### The problem
How many of the lines below contain "this"? Answer with that number alone.
══ Material for the task
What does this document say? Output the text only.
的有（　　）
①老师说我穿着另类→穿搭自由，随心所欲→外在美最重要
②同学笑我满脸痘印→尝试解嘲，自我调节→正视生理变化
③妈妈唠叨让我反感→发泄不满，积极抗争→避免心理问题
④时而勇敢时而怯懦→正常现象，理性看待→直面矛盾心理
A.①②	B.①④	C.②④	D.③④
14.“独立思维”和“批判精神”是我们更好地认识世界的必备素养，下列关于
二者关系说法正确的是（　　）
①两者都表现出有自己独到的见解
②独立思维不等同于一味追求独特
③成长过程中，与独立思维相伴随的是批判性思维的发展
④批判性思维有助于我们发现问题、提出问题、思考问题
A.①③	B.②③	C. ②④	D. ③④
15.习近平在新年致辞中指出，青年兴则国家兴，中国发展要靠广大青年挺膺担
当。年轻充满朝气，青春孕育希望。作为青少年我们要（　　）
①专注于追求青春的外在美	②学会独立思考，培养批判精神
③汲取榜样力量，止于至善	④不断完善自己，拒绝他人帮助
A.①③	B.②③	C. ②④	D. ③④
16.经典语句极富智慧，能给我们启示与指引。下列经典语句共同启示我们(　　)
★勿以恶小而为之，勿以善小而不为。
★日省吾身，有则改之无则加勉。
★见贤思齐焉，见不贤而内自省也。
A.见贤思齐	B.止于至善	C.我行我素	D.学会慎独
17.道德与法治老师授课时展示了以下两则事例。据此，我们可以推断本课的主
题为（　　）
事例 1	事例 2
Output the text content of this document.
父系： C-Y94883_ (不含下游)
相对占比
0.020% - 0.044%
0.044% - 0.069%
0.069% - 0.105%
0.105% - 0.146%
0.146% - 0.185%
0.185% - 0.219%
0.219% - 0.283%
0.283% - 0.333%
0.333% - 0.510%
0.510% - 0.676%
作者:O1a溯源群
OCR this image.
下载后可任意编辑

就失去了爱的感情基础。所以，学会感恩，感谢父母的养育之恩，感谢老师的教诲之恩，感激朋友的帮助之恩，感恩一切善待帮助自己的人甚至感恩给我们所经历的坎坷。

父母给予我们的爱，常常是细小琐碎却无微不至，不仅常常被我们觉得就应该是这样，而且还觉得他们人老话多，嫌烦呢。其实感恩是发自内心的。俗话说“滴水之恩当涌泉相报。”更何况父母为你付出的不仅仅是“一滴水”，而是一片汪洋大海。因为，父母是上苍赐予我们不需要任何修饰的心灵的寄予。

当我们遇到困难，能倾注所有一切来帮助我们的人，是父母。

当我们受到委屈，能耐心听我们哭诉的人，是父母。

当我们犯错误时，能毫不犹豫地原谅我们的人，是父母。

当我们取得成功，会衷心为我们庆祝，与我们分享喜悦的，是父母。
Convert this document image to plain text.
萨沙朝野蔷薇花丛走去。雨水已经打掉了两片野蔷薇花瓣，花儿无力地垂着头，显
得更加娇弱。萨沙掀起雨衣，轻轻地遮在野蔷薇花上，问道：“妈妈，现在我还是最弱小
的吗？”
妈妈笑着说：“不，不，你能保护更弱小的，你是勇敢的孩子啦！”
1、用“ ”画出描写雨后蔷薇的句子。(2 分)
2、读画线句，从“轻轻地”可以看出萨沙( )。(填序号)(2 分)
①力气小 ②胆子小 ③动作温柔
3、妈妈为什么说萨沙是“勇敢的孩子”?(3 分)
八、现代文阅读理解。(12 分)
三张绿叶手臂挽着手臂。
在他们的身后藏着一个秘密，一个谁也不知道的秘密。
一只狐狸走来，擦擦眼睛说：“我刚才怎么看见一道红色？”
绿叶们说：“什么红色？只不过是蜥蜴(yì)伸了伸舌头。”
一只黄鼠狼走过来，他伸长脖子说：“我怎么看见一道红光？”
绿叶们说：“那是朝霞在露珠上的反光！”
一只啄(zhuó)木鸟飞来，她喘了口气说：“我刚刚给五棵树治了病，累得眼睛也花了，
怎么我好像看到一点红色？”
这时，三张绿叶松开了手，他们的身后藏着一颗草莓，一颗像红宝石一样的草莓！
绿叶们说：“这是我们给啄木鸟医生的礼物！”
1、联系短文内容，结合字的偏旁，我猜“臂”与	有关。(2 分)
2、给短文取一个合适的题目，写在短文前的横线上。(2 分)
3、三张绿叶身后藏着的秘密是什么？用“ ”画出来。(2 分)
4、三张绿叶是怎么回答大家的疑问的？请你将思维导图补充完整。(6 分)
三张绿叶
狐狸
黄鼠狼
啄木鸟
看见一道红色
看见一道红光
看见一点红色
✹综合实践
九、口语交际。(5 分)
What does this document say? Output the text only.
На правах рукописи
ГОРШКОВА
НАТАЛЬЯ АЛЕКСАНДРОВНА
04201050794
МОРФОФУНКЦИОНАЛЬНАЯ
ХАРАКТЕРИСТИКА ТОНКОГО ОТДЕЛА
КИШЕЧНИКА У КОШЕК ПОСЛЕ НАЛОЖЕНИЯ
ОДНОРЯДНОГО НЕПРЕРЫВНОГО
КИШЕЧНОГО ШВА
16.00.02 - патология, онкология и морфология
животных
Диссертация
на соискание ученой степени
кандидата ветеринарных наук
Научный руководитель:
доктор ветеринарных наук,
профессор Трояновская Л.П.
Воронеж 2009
════
### Written response
5